WRITTEN PROBLEM:
Extract every record, keeping each one exactly as it is.

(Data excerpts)
** Start **
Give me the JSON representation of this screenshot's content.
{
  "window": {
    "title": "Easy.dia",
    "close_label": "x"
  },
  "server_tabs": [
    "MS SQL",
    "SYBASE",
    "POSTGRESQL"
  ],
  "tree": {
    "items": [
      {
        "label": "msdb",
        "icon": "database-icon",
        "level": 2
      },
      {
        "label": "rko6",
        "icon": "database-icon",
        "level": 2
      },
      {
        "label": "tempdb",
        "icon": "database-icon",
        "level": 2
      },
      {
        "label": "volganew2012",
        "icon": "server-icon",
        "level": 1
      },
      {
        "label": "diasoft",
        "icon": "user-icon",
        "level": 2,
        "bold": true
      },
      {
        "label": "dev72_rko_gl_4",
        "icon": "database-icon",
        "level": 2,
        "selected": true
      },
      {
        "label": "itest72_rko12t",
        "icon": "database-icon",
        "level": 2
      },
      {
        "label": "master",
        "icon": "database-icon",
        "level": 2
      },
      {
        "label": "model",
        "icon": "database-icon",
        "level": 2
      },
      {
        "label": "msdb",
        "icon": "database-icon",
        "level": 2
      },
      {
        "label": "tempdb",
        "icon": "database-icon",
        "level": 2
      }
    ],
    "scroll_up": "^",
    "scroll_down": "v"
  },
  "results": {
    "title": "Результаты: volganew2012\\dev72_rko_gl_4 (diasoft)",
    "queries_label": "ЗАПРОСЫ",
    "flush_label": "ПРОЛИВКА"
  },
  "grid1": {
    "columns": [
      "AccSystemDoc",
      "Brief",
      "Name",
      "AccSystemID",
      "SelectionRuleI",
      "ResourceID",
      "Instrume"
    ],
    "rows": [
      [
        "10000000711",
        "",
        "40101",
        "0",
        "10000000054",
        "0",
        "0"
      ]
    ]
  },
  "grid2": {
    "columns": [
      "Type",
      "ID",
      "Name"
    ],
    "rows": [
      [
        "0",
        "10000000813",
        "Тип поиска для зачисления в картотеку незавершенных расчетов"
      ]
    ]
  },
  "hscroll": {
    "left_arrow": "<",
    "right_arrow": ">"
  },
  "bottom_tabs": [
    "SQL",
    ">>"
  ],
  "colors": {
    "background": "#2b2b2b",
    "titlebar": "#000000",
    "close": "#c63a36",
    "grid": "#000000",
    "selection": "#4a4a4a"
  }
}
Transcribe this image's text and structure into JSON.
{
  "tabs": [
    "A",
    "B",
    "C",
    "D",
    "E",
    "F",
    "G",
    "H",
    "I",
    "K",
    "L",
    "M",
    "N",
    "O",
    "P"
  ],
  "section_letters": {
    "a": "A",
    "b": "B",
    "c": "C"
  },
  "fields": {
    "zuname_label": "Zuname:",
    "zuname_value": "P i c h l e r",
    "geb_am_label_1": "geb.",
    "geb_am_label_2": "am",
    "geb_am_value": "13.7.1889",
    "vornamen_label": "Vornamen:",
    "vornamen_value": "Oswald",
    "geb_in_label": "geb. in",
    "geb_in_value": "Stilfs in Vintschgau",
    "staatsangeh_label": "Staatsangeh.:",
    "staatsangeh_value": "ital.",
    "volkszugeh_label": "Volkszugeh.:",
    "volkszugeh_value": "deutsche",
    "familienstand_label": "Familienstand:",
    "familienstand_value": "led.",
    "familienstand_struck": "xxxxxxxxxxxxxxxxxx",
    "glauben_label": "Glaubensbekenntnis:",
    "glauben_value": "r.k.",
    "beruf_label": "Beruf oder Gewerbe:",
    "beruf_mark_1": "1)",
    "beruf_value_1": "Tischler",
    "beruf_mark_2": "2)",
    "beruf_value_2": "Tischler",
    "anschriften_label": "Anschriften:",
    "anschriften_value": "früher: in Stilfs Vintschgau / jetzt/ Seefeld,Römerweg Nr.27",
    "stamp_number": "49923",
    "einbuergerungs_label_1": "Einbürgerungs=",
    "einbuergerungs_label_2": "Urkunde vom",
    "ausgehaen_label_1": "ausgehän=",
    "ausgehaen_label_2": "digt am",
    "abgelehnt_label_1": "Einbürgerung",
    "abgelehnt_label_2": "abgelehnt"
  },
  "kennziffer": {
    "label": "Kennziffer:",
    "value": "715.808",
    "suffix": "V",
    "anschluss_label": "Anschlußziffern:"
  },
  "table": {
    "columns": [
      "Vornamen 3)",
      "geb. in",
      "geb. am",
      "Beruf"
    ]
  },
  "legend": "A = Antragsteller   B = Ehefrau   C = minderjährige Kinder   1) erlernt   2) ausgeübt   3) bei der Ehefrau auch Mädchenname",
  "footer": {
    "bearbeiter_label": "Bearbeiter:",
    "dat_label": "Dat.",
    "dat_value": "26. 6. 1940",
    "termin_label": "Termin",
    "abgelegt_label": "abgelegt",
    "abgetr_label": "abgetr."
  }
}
** End **
RESPONSE TO THIS TASK:
Give me the JSON representation of this screenshot's content.
{
  "window": {
    "title": "Easy.dia",
    "close_label": "x"
  },
  "server_tabs": [
    "MS SQL",
    "SYBASE",
    "POSTGRESQL"
  ],
  "tree": {
    "items": [
      {
        "label": "msdb",
        "icon": "database-icon",
        "level": 2
      },
      {
        "label": "rko6",
        "icon": "database-icon",
        "level": 2
      },
      {
        "label": "tempdb",
        "icon": "database-icon",
        "level": 2
      },
      {
        "label": "volganew2012",
        "icon": "server-icon",
        "level": 1
      },
      {
        "label": "diasoft",
        "icon": "user-icon",
        "level": 2,
        "bold": true
      },
      {
        "label": "dev72_rko_gl_4",
        "icon": "database-icon",
        "level": 2,
        "selected": true
      },
      {
        "label": "itest72_rko12t",
        "icon": "database-icon",
        "level": 2
      },
      {
        "label": "master",
        "icon": "database-icon",
        "level": 2
      },
      {
        "label": "model",
        "icon": "database-icon",
        "level": 2
      },
      {
        "label": "msdb",
        "icon": "database-icon",
        "level": 2
      },
      {
        "label": "tempdb",
        "icon": "database-icon",
        "level": 2
      }
    ],
    "scroll_up": "^",
    "scroll_down": "v"
  },
  "results": {
    "title": "Результаты: volganew2012\\dev72_rko_gl_4 (diasoft)",
    "queries_label": "ЗАПРОСЫ",
    "flush_label": "ПРОЛИВКА"
  },
  "grid1": {
    "columns": [
      "AccSystemDoc",
      "Brief",
      "Name",
      "AccSystemID",
      "SelectionRuleI",
      "ResourceID",
      "Instrume"
    ],
    "rows": [
      [
        "10000000711",
        "",
        "40101",
        "0",
        "10000000054",
        "0",
        "0"
      ]
    ]
  },
  "grid2": {
    "columns": [
      "Type",
      "ID",
      "Name"
    ],
    "rows": [
      [
        "0",
        "10000000813",
        "Тип поиска для зачисления в картотеку незавершенных расчетов"
      ]
    ]
  },
  "hscroll": {
    "left_arrow": "<",
    "right_arrow": ">"
  },
  "bottom_tabs": [
    "SQL",
    ">>"
  ],
  "colors": {
    "background": "#2b2b2b",
    "titlebar": "#000000",
    "close": "#c63a36",
    "grid": "#000000",
    "selection": "#4a4a4a"
  }
}
Transcribe this image's text and structure into JSON.
{
  "tabs": [
    "A",
    "B",
    "C",
    "D",
    "E",
    "F",
    "G",
    "H",
    "I",
    "K",
    "L",
    "M",
    "N",
    "O",
    "P"
  ],
  "section_letters": {
    "a": "A",
    "b": "B",
    "c": "C"
  },
  "fields": {
    "zuname_label": "Zuname:",
    "zuname_value": "P i c h l e r",
    "geb_am_label_1": "geb.",
    "geb_am_label_2": "am",
    "geb_am_value": "13.7.1889",
    "vornamen_label": "Vornamen:",
    "vornamen_value": "Oswald",
    "geb_in_label": "geb. in",
    "geb_in_value": "Stilfs in Vintschgau",
    "staatsangeh_label": "Staatsangeh.:",
    "staatsangeh_value": "ital.",
    "volkszugeh_label": "Volkszugeh.:",
    "volkszugeh_value": "deutsche",
    "familienstand_label": "Familienstand:",
    "familienstand_value": "led.",
    "familienstand_struck": "xxxxxxxxxxxxxxxxxx",
    "glauben_label": "Glaubensbekenntnis:",
    "glauben_value": "r.k.",
    "beruf_label": "Beruf oder Gewerbe:",
    "beruf_mark_1": "1)",
    "beruf_value_1": "Tischler",
    "beruf_mark_2": "2)",
    "beruf_value_2": "Tischler",
    "anschriften_label": "Anschriften:",
    "anschriften_value": "früher: in Stilfs Vintschgau / jetzt/ Seefeld,Römerweg Nr.27",
    "stamp_number": "49923",
    "einbuergerungs_label_1": "Einbürgerungs=",
    "einbuergerungs_label_2": "Urkunde vom",
    "ausgehaen_label_1": "ausgehän=",
    "ausgehaen_label_2": "digt am",
    "abgelehnt_label_1": "Einbürgerung",
    "abgelehnt_label_2": "abgelehnt"
  },
  "kennziffer": {
    "label": "Kennziffer:",
    "value": "715.808",
    "suffix": "V",
    "anschluss_label": "Anschlußziffern:"
  },
  "table": {
    "columns": [
      "Vornamen 3)",
      "geb. in",
      "geb. am",
      "Beruf"
    ]
  },
  "legend": "A = Antragsteller   B = Ehefrau   C = minderjährige Kinder   1) erlernt   2) ausgeübt   3) bei der Ehefrau auch Mädchenname",
  "footer": {
    "bearbeiter_label": "Bearbeiter:",
    "dat_label": "Dat.",
    "dat_value": "26. 6. 1940",
    "termin_label": "Termin",
    "abgelegt_label": "abgelegt",
    "abgetr_label": "abgetr."
  }
}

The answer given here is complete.